Copy each line below that contains "exploitation".
******************************
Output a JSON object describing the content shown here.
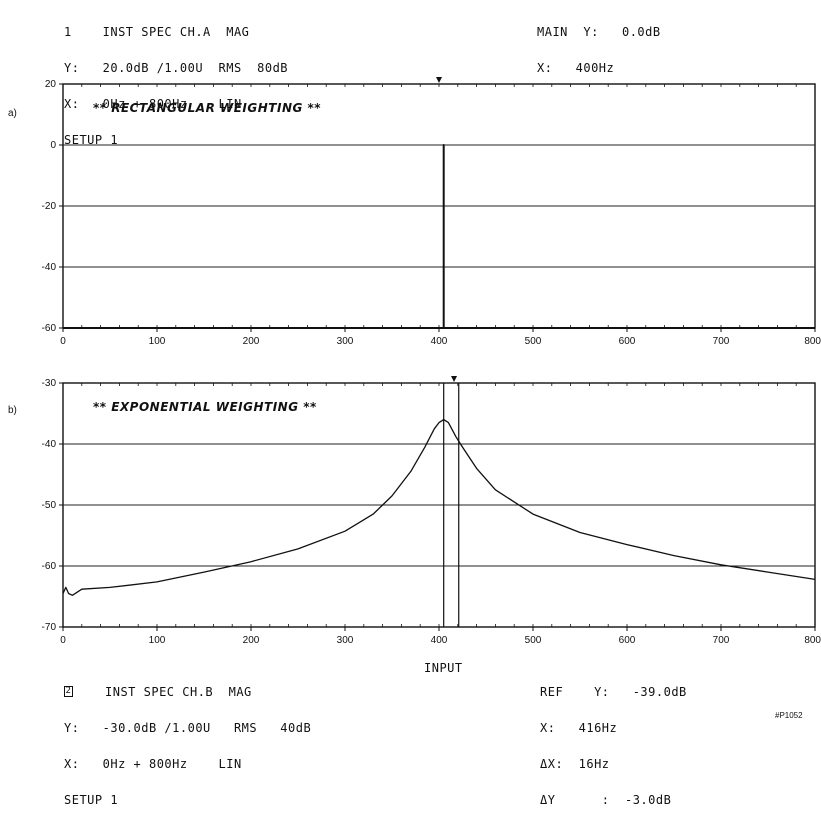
{
  "top_header": {
    "left": [
      "1    INST SPEC CH.A  MAG",
      "Y:   20.0dB /1.00U  RMS  80dB",
      "X:   0Hz + 800Hz    LIN",
      "SETUP 1"
    ],
    "right": [
      "MAIN  Y:   0.0dB",
      "X:   400Hz"
    ]
  },
  "bottom_header": {
    "box_char": "2",
    "left": [
      "INST SPEC CH.B  MAG",
      "Y:   -30.0dB /1.00U   RMS   40dB",
      "X:   0Hz + 800Hz    LIN",
      "SETUP 1"
    ],
    "middle": "INPUT",
    "right": [
      "REF    Y:   -39.0dB",
      "X:   416Hz",
      "ΔX:  16Hz",
      "ΔY      :  -3.0dB"
    ]
  },
  "figure_note": "#P1052",
  "chart_data": [
    {
      "type": "line",
      "panel_label": "a)",
      "title": "** RECTANGULAR WEIGHTING **",
      "xlim": [
        0,
        800
      ],
      "ylim": [
        -60,
        20
      ],
      "x_ticks": [
        0,
        100,
        200,
        300,
        400,
        500,
        600,
        700,
        800
      ],
      "y_ticks": [
        20,
        0,
        -20,
        -40,
        -60
      ],
      "grid": true,
      "series": [
        {
          "x": [
            0,
            405,
            405,
            405,
            405,
            405,
            800
          ],
          "y": [
            -60,
            -60,
            0,
            -60,
            0,
            -60,
            -60
          ]
        }
      ],
      "markers": [
        {
          "x": 400
        }
      ]
    },
    {
      "type": "line",
      "panel_label": "b)",
      "title": "** EXPONENTIAL WEIGHTING **",
      "xlim": [
        0,
        800
      ],
      "ylim": [
        -70,
        -30
      ],
      "x_ticks": [
        0,
        100,
        200,
        300,
        400,
        500,
        600,
        700,
        800
      ],
      "y_ticks": [
        -30,
        -40,
        -50,
        -60,
        -70
      ],
      "grid": true,
      "series": [
        {
          "x": [
            0,
            3,
            6,
            10,
            20,
            50,
            100,
            150,
            200,
            250,
            300,
            330,
            350,
            370,
            385,
            395,
            400,
            405,
            410,
            418,
            425,
            440,
            460,
            500,
            550,
            600,
            650,
            700,
            750,
            800
          ],
          "y": [
            -64.5,
            -63.5,
            -64.5,
            -64.8,
            -63.8,
            -63.5,
            -62.6,
            -61.0,
            -59.3,
            -57.2,
            -54.3,
            -51.5,
            -48.5,
            -44.5,
            -40.5,
            -37.5,
            -36.5,
            -36.0,
            -36.5,
            -38.8,
            -40.5,
            -44.0,
            -47.5,
            -51.5,
            -54.5,
            -56.5,
            -58.3,
            -59.8,
            -61.0,
            -62.2
          ]
        }
      ],
      "cursors": [
        {
          "x": 405
        },
        {
          "x": 421
        }
      ],
      "markers": [
        {
          "x": 416
        }
      ]
    }
  ]
}
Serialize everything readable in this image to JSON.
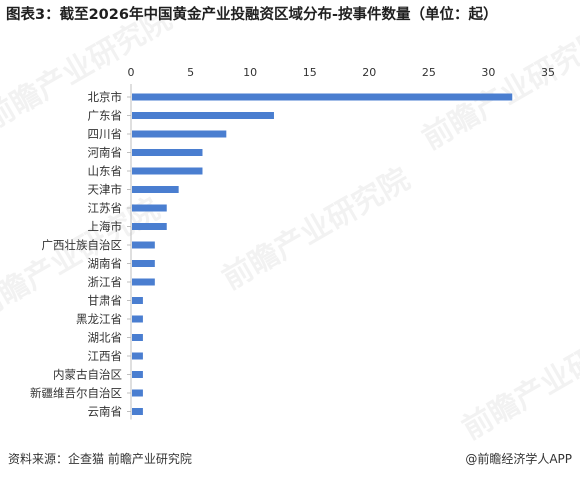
{
  "title": "图表3：截至2026年中国黄金产业投融资区域分布-按事件数量（单位：起）",
  "source": "资料来源：企查猫  前瞻产业研究院",
  "brand": "@前瞻经济学人APP",
  "watermark": "前瞻产业研究院",
  "colors": {
    "bar": "#4a7ed0",
    "axis": "#bfbfbf",
    "text": "#333333"
  },
  "chart_data": {
    "type": "bar",
    "orientation": "horizontal",
    "x_axis_position": "top",
    "xlim": [
      0,
      35
    ],
    "xticks": [
      0,
      5,
      10,
      15,
      20,
      25,
      30,
      35
    ],
    "categories": [
      "北京市",
      "广东省",
      "四川省",
      "河南省",
      "山东省",
      "天津市",
      "江苏省",
      "上海市",
      "广西壮族自治区",
      "湖南省",
      "浙江省",
      "甘肃省",
      "黑龙江省",
      "湖北省",
      "江西省",
      "内蒙古自治区",
      "新疆维吾尔自治区",
      "云南省"
    ],
    "values": [
      32,
      12,
      8,
      6,
      6,
      4,
      3,
      3,
      2,
      2,
      2,
      1,
      1,
      1,
      1,
      1,
      1,
      1
    ],
    "grid": false,
    "legend": "none"
  }
}
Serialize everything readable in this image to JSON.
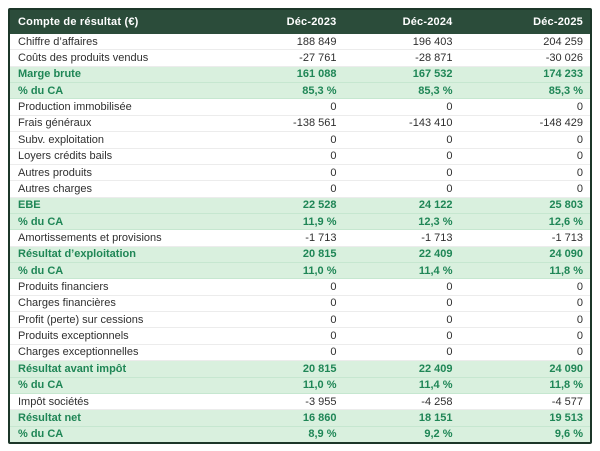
{
  "colors": {
    "header_bg": "#2b4c3a",
    "header_text": "#ffffff",
    "highlight_bg": "#d9f0de",
    "highlight_text": "#1f8656",
    "normal_text": "#2f2f2f",
    "outer_border": "#1c3629"
  },
  "table": {
    "header": {
      "label": "Compte de résultat (€)",
      "cols": [
        "Déc-2023",
        "Déc-2024",
        "Déc-2025"
      ]
    },
    "rows": [
      {
        "type": "normal",
        "label": "Chiffre d’affaires",
        "values": [
          "188 849",
          "196 403",
          "204 259"
        ]
      },
      {
        "type": "normal",
        "label": "Coûts des produits vendus",
        "values": [
          "-27 761",
          "-28 871",
          "-30 026"
        ]
      },
      {
        "type": "highlight",
        "label": "Marge brute",
        "values": [
          "161 088",
          "167 532",
          "174 233"
        ]
      },
      {
        "type": "highlight",
        "label": "% du CA",
        "values": [
          "85,3 %",
          "85,3 %",
          "85,3 %"
        ]
      },
      {
        "type": "normal",
        "label": "Production immobilisée",
        "values": [
          "0",
          "0",
          "0"
        ]
      },
      {
        "type": "normal",
        "label": "Frais généraux",
        "values": [
          "-138 561",
          "-143 410",
          "-148 429"
        ]
      },
      {
        "type": "normal",
        "label": "Subv. exploitation",
        "values": [
          "0",
          "0",
          "0"
        ]
      },
      {
        "type": "normal",
        "label": "Loyers crédits bails",
        "values": [
          "0",
          "0",
          "0"
        ]
      },
      {
        "type": "normal",
        "label": "Autres produits",
        "values": [
          "0",
          "0",
          "0"
        ]
      },
      {
        "type": "normal",
        "label": "Autres charges",
        "values": [
          "0",
          "0",
          "0"
        ]
      },
      {
        "type": "highlight",
        "label": "EBE",
        "values": [
          "22 528",
          "24 122",
          "25 803"
        ]
      },
      {
        "type": "highlight",
        "label": "% du CA",
        "values": [
          "11,9 %",
          "12,3 %",
          "12,6 %"
        ]
      },
      {
        "type": "normal",
        "label": "Amortissements et provisions",
        "values": [
          "-1 713",
          "-1 713",
          "-1 713"
        ]
      },
      {
        "type": "highlight",
        "label": "Résultat d’exploitation",
        "values": [
          "20 815",
          "22 409",
          "24 090"
        ]
      },
      {
        "type": "highlight",
        "label": "% du CA",
        "values": [
          "11,0 %",
          "11,4 %",
          "11,8 %"
        ]
      },
      {
        "type": "normal",
        "label": "Produits financiers",
        "values": [
          "0",
          "0",
          "0"
        ]
      },
      {
        "type": "normal",
        "label": "Charges financières",
        "values": [
          "0",
          "0",
          "0"
        ]
      },
      {
        "type": "normal",
        "label": "Profit (perte) sur cessions",
        "values": [
          "0",
          "0",
          "0"
        ]
      },
      {
        "type": "normal",
        "label": "Produits exceptionnels",
        "values": [
          "0",
          "0",
          "0"
        ]
      },
      {
        "type": "normal",
        "label": "Charges exceptionnelles",
        "values": [
          "0",
          "0",
          "0"
        ]
      },
      {
        "type": "highlight",
        "label": "Résultat avant impôt",
        "values": [
          "20 815",
          "22 409",
          "24 090"
        ]
      },
      {
        "type": "highlight",
        "label": "% du CA",
        "values": [
          "11,0 %",
          "11,4 %",
          "11,8 %"
        ]
      },
      {
        "type": "normal",
        "label": "Impôt sociétés",
        "values": [
          "-3 955",
          "-4 258",
          "-4 577"
        ]
      },
      {
        "type": "highlight",
        "label": "Résultat net",
        "values": [
          "16 860",
          "18 151",
          "19 513"
        ]
      },
      {
        "type": "highlight",
        "label": "% du CA",
        "values": [
          "8,9 %",
          "9,2 %",
          "9,6 %"
        ]
      }
    ]
  }
}
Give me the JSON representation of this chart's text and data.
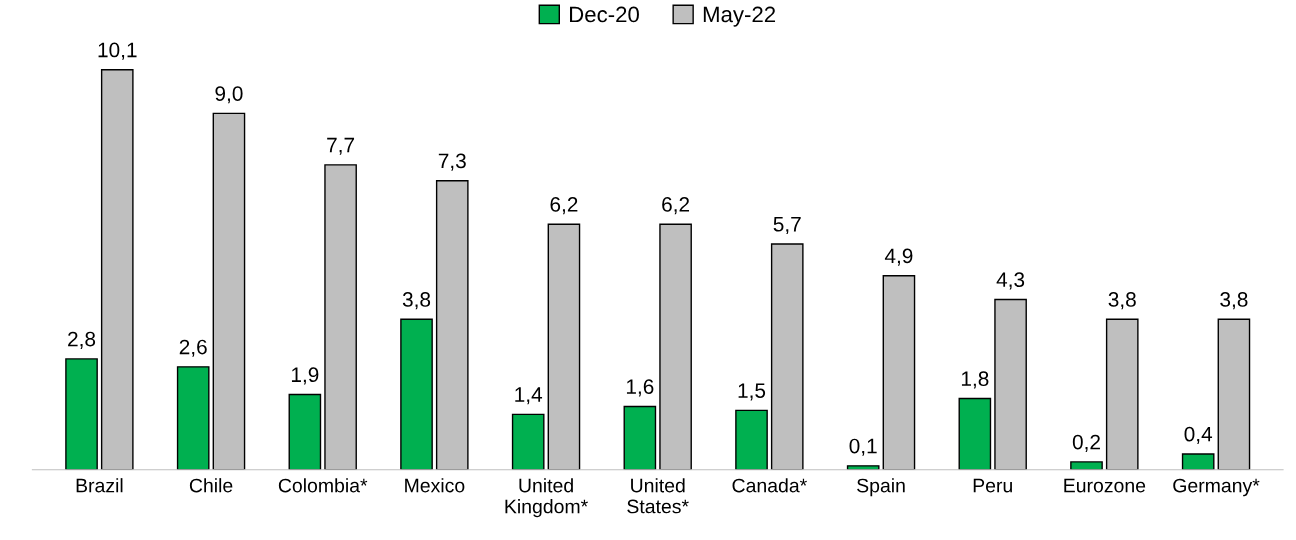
{
  "chart_data": {
    "type": "bar",
    "categories": [
      "Brazil",
      "Chile",
      "Colombia*",
      "Mexico",
      "United\nKingdom*",
      "United\nStates*",
      "Canada*",
      "Spain",
      "Peru",
      "Eurozone",
      "Germany*"
    ],
    "series": [
      {
        "name": "Dec-20",
        "color": "#00b050",
        "values": [
          2.8,
          2.6,
          1.9,
          3.8,
          1.4,
          1.6,
          1.5,
          0.1,
          1.8,
          0.2,
          0.4
        ],
        "value_labels": [
          "2,8",
          "2,6",
          "1,9",
          "3,8",
          "1,4",
          "1,6",
          "1,5",
          "0,1",
          "1,8",
          "0,2",
          "0,4"
        ]
      },
      {
        "name": "May-22",
        "color": "#bfbfbf",
        "values": [
          10.1,
          9.0,
          7.7,
          7.3,
          6.2,
          6.2,
          5.7,
          4.9,
          4.3,
          3.8,
          3.8
        ],
        "value_labels": [
          "10,1",
          "9,0",
          "7,7",
          "7,3",
          "6,2",
          "6,2",
          "5,7",
          "4,9",
          "4,3",
          "3,8",
          "3,8"
        ]
      }
    ],
    "legend": "top",
    "grid": false
  }
}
******************************
Written answer —
        "label": "Subv. exploitation",
        "label": "Résultat d’exploitation",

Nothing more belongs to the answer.